Challenge → Can the data below be echoed back word for word?

-------- Record list --------

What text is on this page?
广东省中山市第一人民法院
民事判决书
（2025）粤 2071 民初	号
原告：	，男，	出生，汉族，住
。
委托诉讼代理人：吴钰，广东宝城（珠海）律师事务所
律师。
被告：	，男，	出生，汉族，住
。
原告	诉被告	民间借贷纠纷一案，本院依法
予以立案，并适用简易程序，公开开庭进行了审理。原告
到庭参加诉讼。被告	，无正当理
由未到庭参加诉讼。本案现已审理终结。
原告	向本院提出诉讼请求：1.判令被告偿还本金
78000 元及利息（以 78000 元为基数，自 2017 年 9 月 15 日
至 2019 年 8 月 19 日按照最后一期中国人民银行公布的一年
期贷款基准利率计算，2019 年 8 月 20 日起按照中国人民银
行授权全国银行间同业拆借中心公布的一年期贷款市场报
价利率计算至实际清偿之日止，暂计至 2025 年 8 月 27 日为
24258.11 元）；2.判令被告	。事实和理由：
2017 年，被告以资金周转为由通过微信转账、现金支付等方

--------

Correct answer →
What text is on this page?
广东省中山市第一人民法院
民事判决书
（2025）粤 2071 民初	号
原告：	，男，	出生，汉族，住
。
委托诉讼代理人：吴钰，广东宝城（珠海）律师事务所
律师。
被告：	，男，	出生，汉族，住
。
原告	诉被告	民间借贷纠纷一案，本院依法
予以立案，并适用简易程序，公开开庭进行了审理。原告
到庭参加诉讼。被告	，无正当理
由未到庭参加诉讼。本案现已审理终结。
原告	向本院提出诉讼请求：1.判令被告偿还本金
78000 元及利息（以 78000 元为基数，自 2017 年 9 月 15 日
至 2019 年 8 月 19 日按照最后一期中国人民银行公布的一年
期贷款基准利率计算，2019 年 8 月 20 日起按照中国人民银
行授权全国银行间同业拆借中心公布的一年期贷款市场报
价利率计算至实际清偿之日止，暂计至 2025 年 8 月 27 日为
24258.11 元）；2.判令被告	。事实和理由：
2017 年，被告以资金周转为由通过微信转账、现金支付等方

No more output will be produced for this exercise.